TO BE DONE> Quote the entries word for word. Omit the pictures.

Data listing:
* Start *

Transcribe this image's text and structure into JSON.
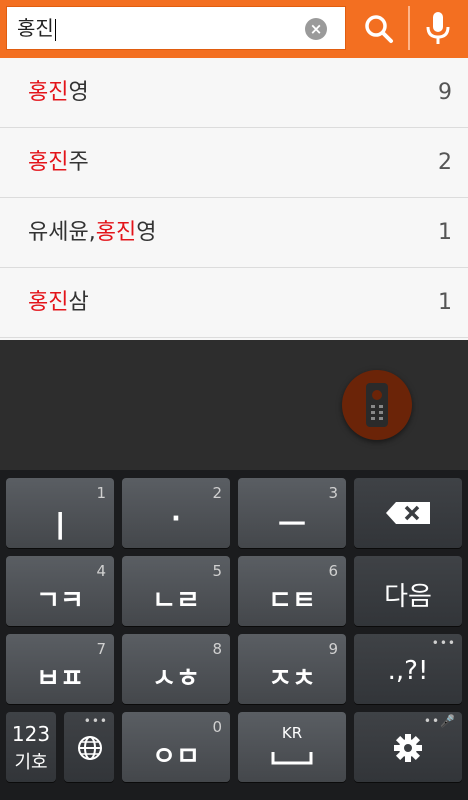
{
  "search": {
    "query": "홍진"
  },
  "suggestions": [
    {
      "highlight": "홍진",
      "pre": "",
      "rest": "영",
      "count": "9"
    },
    {
      "highlight": "홍진",
      "pre": "",
      "rest": "주",
      "count": "2"
    },
    {
      "highlight": "홍진",
      "pre": "유세윤,",
      "rest": "영",
      "count": "1"
    },
    {
      "highlight": "홍진",
      "pre": "",
      "rest": "삼",
      "count": "1"
    }
  ],
  "keyboard": {
    "k1": "ㅣ",
    "k1n": "1",
    "k2": "·",
    "k2n": "2",
    "k3": "ㅡ",
    "k3n": "3",
    "k4": "ㄱㅋ",
    "k4n": "4",
    "k5": "ㄴㄹ",
    "k5n": "5",
    "k6": "ㄷㅌ",
    "k6n": "6",
    "next": "다음",
    "k7": "ㅂㅍ",
    "k7n": "7",
    "k8": "ㅅㅎ",
    "k8n": "8",
    "k9": "ㅈㅊ",
    "k9n": "9",
    "punct": ".,?!",
    "sym1": "123",
    "sym2": "기호",
    "k0": "ㅇㅁ",
    "k0n": "0",
    "space_label": "KR"
  },
  "colors": {
    "accent": "#f36f21",
    "highlight": "#e3141a"
  }
}
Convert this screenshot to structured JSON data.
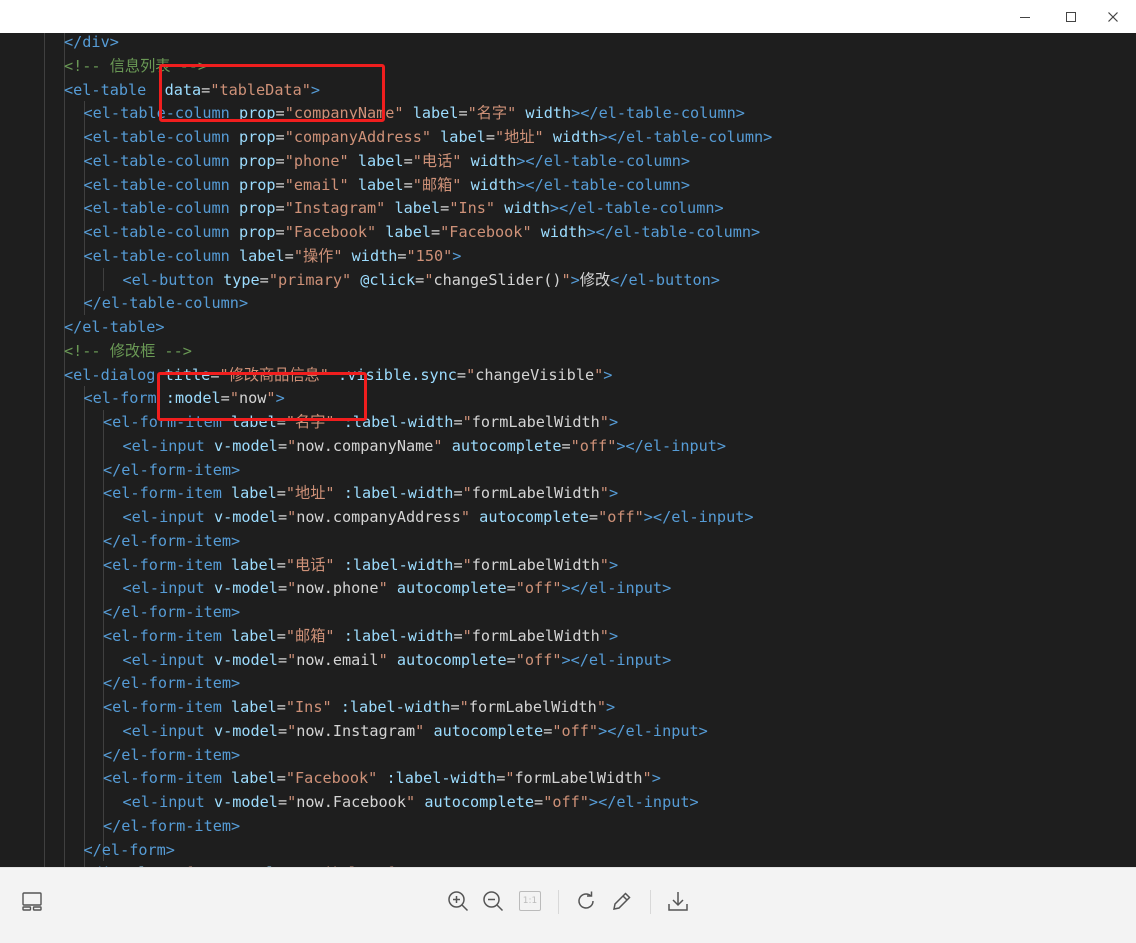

* End *

REPLY TO THE EXERCISE>
Transcribe this image's text and structure into JSON.
{
  "search": {
    "query": "홍진"
  },
  "suggestions": [
    {
      "highlight": "홍진",
      "pre": "",
      "rest": "영",
      "count": "9"
    },
    {
      "highlight": "홍진",
      "pre": "",
      "rest": "주",
      "count": "2"
    },
    {
      "highlight": "홍진",
      "pre": "유세윤,",
      "rest": "영",
      "count": "1"
    },
    {
      "highlight": "홍진",
      "pre": "",
      "rest": "삼",
      "count": "1"
    }
  ],
  "keyboard": {
    "k1": "ㅣ",
    "k1n": "1",
    "k2": "·",
    "k2n": "2",
    "k3": "ㅡ",
    "k3n": "3",
    "k4": "ㄱㅋ",
    "k4n": "4",
    "k5": "ㄴㄹ",
    "k5n": "5",
    "k6": "ㄷㅌ",
    "k6n": "6",
    "next": "다음",
    "k7": "ㅂㅍ",
    "k7n": "7",
    "k8": "ㅅㅎ",
    "k8n": "8",
    "k9": "ㅈㅊ",
    "k9n": "9",
    "punct": ".,?!",
    "sym1": "123",
    "sym2": "기호",
    "k0": "ㅇㅁ",
    "k0n": "0",
    "space_label": "KR"
  },
  "colors": {
    "accent": "#f36f21",
    "highlight": "#e3141a"
  }
}
Convert this screenshot to structured JSON data.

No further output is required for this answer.